State how many lines in the material below contain the string "label", treating uppercase and lowercase as different. Give only the number.

_Records supplied_
+===+
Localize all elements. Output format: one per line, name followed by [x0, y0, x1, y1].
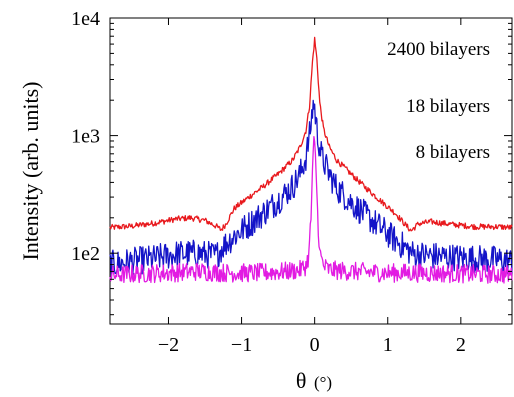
+===+
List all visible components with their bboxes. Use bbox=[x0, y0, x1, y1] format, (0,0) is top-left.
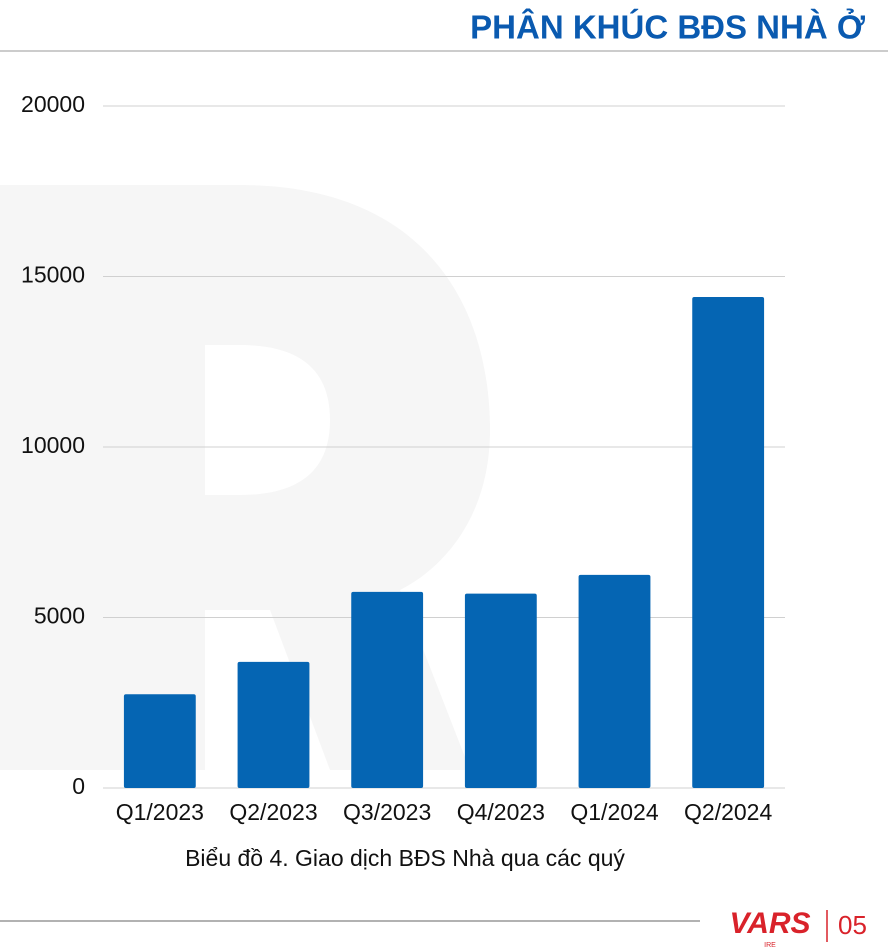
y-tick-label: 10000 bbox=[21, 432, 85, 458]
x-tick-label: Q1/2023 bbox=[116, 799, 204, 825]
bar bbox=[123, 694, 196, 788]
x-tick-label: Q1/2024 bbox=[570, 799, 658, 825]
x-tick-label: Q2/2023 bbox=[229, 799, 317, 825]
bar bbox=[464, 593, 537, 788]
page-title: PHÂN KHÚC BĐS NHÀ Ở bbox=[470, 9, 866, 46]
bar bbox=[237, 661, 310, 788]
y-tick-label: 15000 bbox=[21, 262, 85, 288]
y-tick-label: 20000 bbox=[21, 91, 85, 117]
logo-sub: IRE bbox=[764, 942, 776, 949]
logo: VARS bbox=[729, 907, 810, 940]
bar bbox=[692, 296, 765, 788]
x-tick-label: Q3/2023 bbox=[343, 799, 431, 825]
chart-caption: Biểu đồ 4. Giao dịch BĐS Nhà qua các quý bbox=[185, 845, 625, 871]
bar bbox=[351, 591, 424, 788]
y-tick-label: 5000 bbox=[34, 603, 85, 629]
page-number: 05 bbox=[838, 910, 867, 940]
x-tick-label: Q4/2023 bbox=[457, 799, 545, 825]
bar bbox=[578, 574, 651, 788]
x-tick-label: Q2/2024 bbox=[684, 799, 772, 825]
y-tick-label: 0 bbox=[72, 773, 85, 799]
+===+
_Response_
11